▶ Goal:
Each line containing the word "round" should be found and copied.

▶ Given information:
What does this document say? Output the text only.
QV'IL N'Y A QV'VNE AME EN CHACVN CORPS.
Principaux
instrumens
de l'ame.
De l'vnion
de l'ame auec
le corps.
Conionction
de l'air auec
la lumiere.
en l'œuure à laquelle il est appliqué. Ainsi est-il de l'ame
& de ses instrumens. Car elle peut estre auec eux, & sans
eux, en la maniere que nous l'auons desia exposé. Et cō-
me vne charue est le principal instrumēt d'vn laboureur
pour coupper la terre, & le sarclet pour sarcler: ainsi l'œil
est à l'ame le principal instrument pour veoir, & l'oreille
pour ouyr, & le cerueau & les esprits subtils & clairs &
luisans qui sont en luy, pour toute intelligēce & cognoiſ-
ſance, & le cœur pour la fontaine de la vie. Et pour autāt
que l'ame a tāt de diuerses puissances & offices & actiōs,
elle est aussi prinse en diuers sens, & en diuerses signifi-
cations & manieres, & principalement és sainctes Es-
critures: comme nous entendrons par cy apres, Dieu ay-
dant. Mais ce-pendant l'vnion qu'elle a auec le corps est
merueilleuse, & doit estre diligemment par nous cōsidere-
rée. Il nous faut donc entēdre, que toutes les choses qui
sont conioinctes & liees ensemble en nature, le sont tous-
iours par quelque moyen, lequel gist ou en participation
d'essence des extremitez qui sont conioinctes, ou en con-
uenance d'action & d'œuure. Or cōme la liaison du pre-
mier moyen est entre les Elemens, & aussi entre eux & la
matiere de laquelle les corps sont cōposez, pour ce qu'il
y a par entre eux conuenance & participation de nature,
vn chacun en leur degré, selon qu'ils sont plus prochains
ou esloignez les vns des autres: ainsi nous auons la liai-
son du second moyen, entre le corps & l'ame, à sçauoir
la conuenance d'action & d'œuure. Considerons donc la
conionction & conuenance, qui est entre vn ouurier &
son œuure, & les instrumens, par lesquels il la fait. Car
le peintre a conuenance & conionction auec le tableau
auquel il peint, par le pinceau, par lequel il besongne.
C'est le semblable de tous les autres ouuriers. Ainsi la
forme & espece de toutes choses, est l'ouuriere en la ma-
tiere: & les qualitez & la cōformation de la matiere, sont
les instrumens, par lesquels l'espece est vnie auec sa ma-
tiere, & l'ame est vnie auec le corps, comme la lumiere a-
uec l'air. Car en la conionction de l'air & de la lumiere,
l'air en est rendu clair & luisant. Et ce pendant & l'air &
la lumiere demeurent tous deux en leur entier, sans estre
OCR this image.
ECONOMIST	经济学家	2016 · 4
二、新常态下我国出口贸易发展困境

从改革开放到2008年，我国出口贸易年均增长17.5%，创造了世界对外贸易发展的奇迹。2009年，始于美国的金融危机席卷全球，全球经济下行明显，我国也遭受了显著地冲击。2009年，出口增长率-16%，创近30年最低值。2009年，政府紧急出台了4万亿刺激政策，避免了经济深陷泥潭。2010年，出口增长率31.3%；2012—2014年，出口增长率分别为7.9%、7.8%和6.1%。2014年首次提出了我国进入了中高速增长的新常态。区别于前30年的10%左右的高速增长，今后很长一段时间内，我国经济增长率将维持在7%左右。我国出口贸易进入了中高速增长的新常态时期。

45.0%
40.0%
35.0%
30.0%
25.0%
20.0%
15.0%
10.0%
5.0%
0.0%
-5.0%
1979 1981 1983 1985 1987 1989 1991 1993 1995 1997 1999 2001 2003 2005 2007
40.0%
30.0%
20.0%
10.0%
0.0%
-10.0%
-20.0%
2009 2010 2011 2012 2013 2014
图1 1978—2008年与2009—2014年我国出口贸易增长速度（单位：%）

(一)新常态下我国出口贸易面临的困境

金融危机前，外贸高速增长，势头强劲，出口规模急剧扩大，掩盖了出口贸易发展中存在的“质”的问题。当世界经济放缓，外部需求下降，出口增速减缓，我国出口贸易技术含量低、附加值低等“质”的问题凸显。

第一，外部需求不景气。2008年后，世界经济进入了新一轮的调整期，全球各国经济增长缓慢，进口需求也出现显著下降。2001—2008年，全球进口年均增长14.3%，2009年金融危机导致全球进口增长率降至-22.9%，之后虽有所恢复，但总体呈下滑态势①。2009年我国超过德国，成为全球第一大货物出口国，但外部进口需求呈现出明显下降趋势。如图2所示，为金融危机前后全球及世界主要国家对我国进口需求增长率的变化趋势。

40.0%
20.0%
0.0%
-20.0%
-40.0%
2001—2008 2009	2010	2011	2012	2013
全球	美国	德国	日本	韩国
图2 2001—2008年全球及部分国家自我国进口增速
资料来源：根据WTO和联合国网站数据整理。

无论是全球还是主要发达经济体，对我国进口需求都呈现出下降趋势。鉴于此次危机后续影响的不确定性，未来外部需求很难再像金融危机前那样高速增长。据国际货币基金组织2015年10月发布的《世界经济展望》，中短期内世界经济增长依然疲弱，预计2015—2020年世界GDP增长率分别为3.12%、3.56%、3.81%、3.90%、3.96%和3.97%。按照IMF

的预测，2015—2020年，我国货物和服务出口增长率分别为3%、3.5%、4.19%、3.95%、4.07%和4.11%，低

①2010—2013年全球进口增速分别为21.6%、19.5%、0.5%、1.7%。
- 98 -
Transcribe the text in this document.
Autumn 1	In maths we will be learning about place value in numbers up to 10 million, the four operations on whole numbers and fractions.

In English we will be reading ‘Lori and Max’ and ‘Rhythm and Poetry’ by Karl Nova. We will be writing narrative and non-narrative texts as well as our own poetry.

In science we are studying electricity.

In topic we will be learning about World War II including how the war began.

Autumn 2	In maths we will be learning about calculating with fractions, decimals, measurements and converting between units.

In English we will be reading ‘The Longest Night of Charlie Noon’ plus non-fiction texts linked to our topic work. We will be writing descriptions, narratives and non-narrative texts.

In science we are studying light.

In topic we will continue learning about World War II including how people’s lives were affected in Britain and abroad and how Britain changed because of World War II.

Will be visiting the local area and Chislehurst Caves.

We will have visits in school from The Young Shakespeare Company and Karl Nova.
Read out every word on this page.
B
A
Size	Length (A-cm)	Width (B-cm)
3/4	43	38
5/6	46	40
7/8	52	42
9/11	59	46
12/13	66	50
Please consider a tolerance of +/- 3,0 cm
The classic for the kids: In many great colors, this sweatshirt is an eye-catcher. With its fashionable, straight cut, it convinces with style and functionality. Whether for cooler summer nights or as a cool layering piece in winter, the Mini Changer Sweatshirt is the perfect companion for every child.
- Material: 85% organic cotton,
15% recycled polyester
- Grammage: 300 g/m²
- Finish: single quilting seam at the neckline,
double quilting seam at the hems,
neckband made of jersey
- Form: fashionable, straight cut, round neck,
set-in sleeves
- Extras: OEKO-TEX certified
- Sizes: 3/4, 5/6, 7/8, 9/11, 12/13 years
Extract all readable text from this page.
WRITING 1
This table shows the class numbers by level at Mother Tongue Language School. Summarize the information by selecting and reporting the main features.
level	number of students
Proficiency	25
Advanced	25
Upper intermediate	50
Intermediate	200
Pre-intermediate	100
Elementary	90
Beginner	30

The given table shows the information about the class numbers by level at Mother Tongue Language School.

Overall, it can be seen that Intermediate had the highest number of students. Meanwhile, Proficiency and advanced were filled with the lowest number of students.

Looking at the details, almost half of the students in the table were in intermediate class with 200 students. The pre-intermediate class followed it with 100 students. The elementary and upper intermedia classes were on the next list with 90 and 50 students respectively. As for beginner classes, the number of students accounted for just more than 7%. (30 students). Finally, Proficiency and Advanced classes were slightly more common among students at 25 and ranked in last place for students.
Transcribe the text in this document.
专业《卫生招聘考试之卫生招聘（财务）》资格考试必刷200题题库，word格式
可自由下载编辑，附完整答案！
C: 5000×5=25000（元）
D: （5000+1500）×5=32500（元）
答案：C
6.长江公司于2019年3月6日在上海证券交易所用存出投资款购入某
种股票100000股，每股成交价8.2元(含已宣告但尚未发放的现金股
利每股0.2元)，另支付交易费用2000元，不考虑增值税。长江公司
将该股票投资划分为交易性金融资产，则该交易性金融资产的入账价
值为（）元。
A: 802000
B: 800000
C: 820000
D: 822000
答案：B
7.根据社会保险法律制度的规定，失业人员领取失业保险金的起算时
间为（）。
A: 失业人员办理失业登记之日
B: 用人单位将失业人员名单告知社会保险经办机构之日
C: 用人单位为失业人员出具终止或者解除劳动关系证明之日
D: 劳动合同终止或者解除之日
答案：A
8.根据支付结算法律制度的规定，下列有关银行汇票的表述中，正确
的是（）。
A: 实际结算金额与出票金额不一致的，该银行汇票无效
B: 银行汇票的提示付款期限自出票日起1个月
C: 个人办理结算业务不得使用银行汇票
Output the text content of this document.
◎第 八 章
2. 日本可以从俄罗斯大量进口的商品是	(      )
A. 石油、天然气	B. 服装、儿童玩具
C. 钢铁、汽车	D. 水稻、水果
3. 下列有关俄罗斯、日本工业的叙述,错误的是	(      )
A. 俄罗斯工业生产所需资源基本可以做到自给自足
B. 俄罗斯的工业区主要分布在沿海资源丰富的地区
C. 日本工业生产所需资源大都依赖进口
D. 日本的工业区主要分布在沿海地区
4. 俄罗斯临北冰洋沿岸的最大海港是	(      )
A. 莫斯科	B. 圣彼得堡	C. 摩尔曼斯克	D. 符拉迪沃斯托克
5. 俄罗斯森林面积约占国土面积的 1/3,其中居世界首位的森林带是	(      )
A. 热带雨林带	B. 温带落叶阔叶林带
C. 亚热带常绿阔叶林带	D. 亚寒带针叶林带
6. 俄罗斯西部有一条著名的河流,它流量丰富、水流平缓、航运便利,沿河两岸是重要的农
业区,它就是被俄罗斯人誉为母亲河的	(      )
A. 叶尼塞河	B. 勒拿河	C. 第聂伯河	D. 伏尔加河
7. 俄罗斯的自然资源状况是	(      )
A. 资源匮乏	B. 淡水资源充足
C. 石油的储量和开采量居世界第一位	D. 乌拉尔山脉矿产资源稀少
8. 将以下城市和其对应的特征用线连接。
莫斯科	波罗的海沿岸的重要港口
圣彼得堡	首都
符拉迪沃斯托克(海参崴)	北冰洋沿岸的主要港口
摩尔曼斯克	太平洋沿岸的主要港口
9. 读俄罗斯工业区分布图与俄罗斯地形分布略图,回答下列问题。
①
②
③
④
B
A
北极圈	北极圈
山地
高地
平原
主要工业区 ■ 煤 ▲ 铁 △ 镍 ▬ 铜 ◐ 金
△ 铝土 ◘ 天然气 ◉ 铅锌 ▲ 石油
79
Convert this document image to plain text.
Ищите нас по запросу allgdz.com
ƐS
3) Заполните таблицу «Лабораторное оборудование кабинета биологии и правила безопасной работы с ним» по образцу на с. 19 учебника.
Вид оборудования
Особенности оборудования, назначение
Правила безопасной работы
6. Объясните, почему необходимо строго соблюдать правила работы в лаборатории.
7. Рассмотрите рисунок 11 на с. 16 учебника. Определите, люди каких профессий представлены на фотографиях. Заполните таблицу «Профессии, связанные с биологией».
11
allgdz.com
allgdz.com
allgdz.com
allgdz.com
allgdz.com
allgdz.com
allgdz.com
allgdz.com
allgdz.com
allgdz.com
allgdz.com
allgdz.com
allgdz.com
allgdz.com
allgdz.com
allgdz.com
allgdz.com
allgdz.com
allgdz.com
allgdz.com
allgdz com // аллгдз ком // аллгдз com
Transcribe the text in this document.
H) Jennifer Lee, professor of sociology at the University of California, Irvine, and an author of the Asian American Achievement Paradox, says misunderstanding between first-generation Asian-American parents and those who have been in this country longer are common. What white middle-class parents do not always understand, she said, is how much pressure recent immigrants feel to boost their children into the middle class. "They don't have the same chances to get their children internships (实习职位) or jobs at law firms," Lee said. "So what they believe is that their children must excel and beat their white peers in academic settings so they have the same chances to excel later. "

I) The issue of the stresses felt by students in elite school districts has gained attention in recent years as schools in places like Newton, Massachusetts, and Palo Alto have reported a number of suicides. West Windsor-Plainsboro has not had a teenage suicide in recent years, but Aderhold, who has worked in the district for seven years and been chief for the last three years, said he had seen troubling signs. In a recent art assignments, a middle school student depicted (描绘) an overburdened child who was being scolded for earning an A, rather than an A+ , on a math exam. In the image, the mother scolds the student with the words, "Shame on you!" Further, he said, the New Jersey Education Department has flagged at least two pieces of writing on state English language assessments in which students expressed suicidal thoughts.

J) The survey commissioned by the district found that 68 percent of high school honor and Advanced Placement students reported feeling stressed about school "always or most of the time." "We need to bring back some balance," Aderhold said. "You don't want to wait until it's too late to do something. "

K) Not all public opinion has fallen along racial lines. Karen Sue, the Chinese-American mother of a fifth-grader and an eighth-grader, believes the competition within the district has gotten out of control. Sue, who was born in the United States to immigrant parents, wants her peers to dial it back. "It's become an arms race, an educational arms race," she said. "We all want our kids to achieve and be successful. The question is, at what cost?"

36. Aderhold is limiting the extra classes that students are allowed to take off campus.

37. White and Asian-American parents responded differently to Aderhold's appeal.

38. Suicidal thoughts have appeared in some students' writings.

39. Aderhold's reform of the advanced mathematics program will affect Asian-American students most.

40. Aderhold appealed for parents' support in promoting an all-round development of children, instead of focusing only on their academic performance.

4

▶ Task response:
- Form: fashionable, straight cut, round neck,
40. Aderhold appealed for parents' support in promoting an all-round development of children, instead of focusing only on their academic performance.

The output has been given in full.